INSTRUCTION –
Could you set out the data below as a Markdown table with the columns Row and Entry, giving each line its own numbered row and skipping blank lines? Leave the pictures out of your answer.

[Dataset rows]
──────────

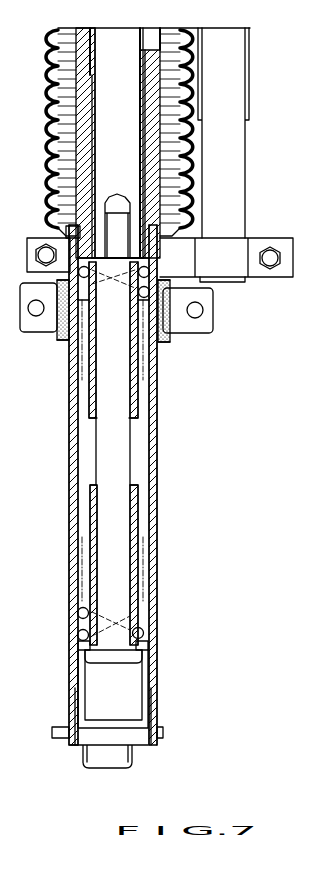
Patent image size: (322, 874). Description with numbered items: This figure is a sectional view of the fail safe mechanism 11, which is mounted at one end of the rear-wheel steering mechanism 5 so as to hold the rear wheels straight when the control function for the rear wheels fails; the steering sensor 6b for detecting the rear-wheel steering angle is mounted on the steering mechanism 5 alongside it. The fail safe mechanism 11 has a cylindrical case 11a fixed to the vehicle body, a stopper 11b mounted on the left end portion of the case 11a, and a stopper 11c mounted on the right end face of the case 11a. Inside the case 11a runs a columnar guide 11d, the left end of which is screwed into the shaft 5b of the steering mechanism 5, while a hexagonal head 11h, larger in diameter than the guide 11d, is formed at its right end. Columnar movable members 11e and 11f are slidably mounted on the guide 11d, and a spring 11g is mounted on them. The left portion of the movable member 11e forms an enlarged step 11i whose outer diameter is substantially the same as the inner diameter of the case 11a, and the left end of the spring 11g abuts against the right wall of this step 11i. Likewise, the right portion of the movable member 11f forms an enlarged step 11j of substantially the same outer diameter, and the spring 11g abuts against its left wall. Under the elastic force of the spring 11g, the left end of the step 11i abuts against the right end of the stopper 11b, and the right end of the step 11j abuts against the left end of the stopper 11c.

The steering mechanism 5 is at (43, 83).
The shaft of the steering mechanism 5b is at (105, 173).
The steering sensor 6b is at (262, 152).
The fail safe mechanism 11 is at (66, 378).
The cylindrical case 11a is at (157, 467).
The stopper 11b is at (50, 131).
The stopper 11c is at (137, 742).
The columnar guide 11d is at (98, 454).
The columnar movable member 11e is at (130, 409).
The columnar movable member 11f is at (137, 515).
The spring 11g is at (155, 333).
The hexagonal head 11h is at (87, 662).
The step 11i is at (70, 232).
The step 11j is at (78, 645).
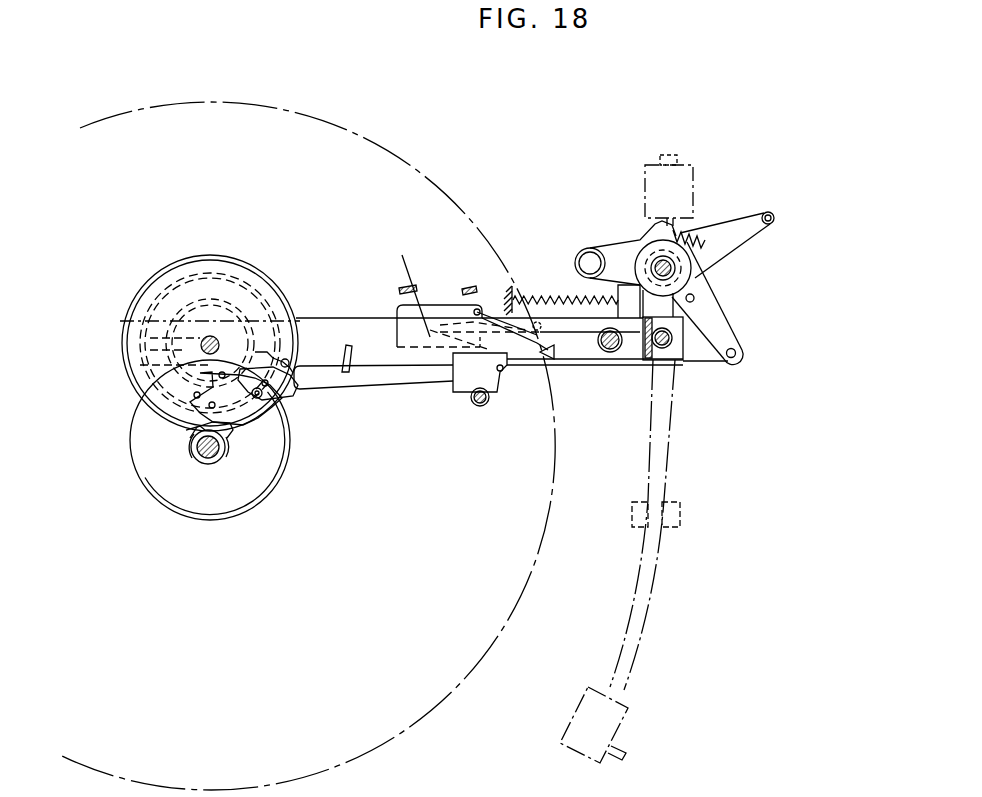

──────────

WORKED SOLUTION –
| Row | Entry |
|---|---|
| 1 | Patent image size: (322, 874). Description with numbered items: This figure is a sectional view of the fail safe mechanism 11, which is mounted at one end of the rear-wheel steering mechanism 5 so as to hold the rear wheels straight when the control function for the rear wheels fails; the steering sensor 6b for detecting the rear-wheel steering angle is mounted on the steering mechanism 5 alongside it. The fail safe mechanism 11 has a cylindrical case 11a fixed to the vehicle body, a stopper 11b mounted on the left end portion of the case 11a, and a stopper 11c mounted on the right end face of the case 11a. Inside the case 11a runs a columnar guide 11d, the left end of which is screwed into the shaft 5b of the steering mechanism 5, while a hexagonal head 11h, larger in diameter than the guide 11d, is formed at its right end. Columnar movable members 11e and 11f are slidably mounted on the guide 11d, and a spring 11g is mounted on them. The left portion of the movable member 11e forms an enlarged step 11i whose outer diameter is substantially the same as the inner diameter of the case 11a, and the left end of the spring 11g abuts against the right wall of this step 11i. Likewise, the right portion of the movable member 11f forms an enlarged step 11j of substantially the same outer diameter, and the spring 11g abuts against its left wall. Under the elastic force of the spring 11g, the left end of the step 11i abuts against the right end of the stopper 11b, and the right end of the step 11j abuts against the left end of the stopper 11c. |
| 2 | The steering mechanism 5 is at (43, 83). |
| 3 | The shaft of the steering mechanism 5b is at (105, 173). |
| 4 | The steering sensor 6b is at (262, 152). |
| 5 | The fail safe mechanism 11 is at (66, 378). |
| 6 | The cylindrical case 11a is at (157, 467). |
| 7 | The stopper 11b is at (50, 131). |
| 8 | The stopper 11c is at (137, 742). |
| 9 | The columnar guide 11d is at (98, 454). |
| 10 | The columnar movable member 11e is at (130, 409). |
| 11 | The columnar movable member 11f is at (137, 515). |
| 12 | The spring 11g is at (155, 333). |
| 13 | The hexagonal head 11h is at (87, 662). |
| 14 | The step 11i is at (70, 232). |
| 15 | The step 11j is at (78, 645). |